XR’s impact and its ability to merge direct action with self-mediated visibility resonates with the technopolitical strategies of Spain’s 15M movement.12 This approach aligns with the open-source ethic of transparency, treating media as an essential tool and a strategic target. Alongside transparency, XR amplified a defining feature of climate movements: participants’ moral motivation to act, measured at 95% in XR’s early London actions.13 Given XR’s intergenerational composition and its recruitment of people with no prior direct-action experience, this moral drive highlights its social operating system as a mobilizing force, framing Nonviolent Direct Action (NVDA) as a personal commitment that risks self-sacrifice through arrest.

The fusion of transparency ethics and sacrificial morality becomes even more explicit in JSO, where activists declare on camera their moral obligation to carry out disruptive actions—even as they’re being arrested. One might remember the images of JSO activists Phoebe Plummer and Anna Holland who threw tomato soup at a (glass-covered) Van Gogh sunflower painting in London’s National Gallery, glued their hands to the wall, and loudly declared that there is no art on a dead planet.

XR emerged in late 2018 with just a few dozen activists and grew into a global movement following its mass civil disobedience campaigns in April 2019. Following the CRM, it brought central London to a standstill with creative, festive blockades, resulting in over 1,000 arrests within days. This drew intense media coverage, particularly in the UK but also globally, positioning XR as the radical wing of the climate movement just as Greta Thunberg’s school strikes spread to over 100 countries.

Local XR groups proliferated rapidly. To form a chapter, activists only needed to endorse XR’s three core demands (‘Tell the Truth’, ‘Act Now’, and ‘Beyond Politics’) and ten principles, disseminated through ‘Intro to XR’ events and NVDA trainings—rather than through horizontal assemblies. Coordination happened via Mattermost, though the founding group retained leadership. This structure enabled decentralized creativity within a tightly codified framework for mass NVDA. It is interesting to note how Mattermost, an open-source platform for secure collaboration in software development born in 2015, has over the years been increasingly adopted by NGOs (such as the Wikimedia community) as well as informal activist groups and political organizations to handle and manage their communication.
----------
▸ **Exercise brief**
Reproduce word for word the part of the passage on climate activism starting with "The fusion of" and going on through "a dead planet.".

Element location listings
----------
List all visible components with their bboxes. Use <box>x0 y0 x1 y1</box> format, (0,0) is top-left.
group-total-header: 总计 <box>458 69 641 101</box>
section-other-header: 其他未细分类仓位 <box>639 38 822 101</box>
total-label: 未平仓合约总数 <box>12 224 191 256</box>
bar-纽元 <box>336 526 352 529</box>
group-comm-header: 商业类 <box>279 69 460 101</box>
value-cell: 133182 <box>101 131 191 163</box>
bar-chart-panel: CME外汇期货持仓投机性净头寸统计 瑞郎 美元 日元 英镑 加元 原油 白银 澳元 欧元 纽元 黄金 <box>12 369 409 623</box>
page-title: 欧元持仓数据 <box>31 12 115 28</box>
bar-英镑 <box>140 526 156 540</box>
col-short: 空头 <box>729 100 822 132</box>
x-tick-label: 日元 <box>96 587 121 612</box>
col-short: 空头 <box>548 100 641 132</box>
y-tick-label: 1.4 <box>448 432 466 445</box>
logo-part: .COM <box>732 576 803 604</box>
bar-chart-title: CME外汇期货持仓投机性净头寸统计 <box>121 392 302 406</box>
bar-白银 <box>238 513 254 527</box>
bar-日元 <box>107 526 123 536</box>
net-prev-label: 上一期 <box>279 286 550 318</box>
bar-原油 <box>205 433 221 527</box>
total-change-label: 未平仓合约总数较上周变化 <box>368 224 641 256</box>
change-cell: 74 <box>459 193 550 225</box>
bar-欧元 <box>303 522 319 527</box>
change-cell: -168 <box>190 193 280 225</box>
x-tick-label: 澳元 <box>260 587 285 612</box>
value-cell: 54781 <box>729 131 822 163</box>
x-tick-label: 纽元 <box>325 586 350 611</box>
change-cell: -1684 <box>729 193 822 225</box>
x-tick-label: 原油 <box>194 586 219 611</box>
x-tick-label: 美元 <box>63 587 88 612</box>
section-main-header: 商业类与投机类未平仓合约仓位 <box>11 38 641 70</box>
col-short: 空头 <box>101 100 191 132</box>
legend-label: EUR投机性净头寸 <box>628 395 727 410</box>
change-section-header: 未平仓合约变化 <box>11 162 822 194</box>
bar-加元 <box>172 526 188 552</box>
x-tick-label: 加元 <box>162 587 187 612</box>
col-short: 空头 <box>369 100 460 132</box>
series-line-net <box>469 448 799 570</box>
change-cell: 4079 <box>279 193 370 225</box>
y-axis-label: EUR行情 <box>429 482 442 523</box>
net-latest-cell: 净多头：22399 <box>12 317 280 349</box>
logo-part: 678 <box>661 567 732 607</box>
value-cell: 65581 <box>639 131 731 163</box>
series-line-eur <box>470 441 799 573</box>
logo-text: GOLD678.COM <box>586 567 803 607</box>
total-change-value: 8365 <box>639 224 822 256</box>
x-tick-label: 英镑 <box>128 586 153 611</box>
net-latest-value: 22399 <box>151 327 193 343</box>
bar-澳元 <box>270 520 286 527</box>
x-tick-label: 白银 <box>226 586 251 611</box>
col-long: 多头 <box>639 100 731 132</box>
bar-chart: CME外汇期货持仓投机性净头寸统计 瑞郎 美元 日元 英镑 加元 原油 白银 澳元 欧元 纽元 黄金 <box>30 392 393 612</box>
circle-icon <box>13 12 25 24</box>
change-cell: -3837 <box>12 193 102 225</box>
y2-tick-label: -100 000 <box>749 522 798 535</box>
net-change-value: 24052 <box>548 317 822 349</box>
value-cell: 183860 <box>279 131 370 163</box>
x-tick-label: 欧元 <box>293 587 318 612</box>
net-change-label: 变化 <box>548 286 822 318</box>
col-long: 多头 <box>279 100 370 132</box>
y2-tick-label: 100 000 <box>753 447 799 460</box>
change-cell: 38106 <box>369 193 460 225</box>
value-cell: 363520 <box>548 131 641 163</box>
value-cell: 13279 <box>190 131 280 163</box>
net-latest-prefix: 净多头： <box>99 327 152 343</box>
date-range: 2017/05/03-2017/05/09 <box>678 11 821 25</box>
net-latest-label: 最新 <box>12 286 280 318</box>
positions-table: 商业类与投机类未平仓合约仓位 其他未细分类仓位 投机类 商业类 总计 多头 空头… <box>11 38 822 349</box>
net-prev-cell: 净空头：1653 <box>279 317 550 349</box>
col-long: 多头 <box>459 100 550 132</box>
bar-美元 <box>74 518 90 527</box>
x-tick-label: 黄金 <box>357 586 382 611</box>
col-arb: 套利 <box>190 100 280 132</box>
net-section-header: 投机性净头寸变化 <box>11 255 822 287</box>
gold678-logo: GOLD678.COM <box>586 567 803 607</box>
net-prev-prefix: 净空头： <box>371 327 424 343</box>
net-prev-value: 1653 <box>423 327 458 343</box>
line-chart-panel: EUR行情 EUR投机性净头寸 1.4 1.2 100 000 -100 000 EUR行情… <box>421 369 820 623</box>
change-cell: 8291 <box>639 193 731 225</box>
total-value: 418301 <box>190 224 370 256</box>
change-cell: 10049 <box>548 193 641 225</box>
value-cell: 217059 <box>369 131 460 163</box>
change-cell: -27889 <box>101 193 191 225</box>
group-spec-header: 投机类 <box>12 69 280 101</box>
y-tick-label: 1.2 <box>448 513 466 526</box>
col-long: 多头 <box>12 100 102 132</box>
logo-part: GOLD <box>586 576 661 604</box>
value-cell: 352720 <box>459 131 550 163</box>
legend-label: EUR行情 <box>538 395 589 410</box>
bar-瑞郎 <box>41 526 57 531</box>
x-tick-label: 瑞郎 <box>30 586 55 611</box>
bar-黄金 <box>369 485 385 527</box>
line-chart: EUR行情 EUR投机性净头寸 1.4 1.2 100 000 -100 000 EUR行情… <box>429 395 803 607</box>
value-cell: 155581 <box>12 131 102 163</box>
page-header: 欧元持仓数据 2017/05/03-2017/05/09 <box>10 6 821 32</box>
----------
▸ **Exercise response**
The fusion of transparency ethics and sacrificial morality becomes even more explicit in JSO, where activists declare on camera their moral obligation to carry out disruptive actions—even as they’re being arrested. One might remember the images of JSO activists Phoebe Plummer and Anna Holland who threw tomato soup at a (glass-covered) Van Gogh sunflower painting in London’s National Gallery, glued their hands to the wall, and loudly declared that there is no art on a dead planet.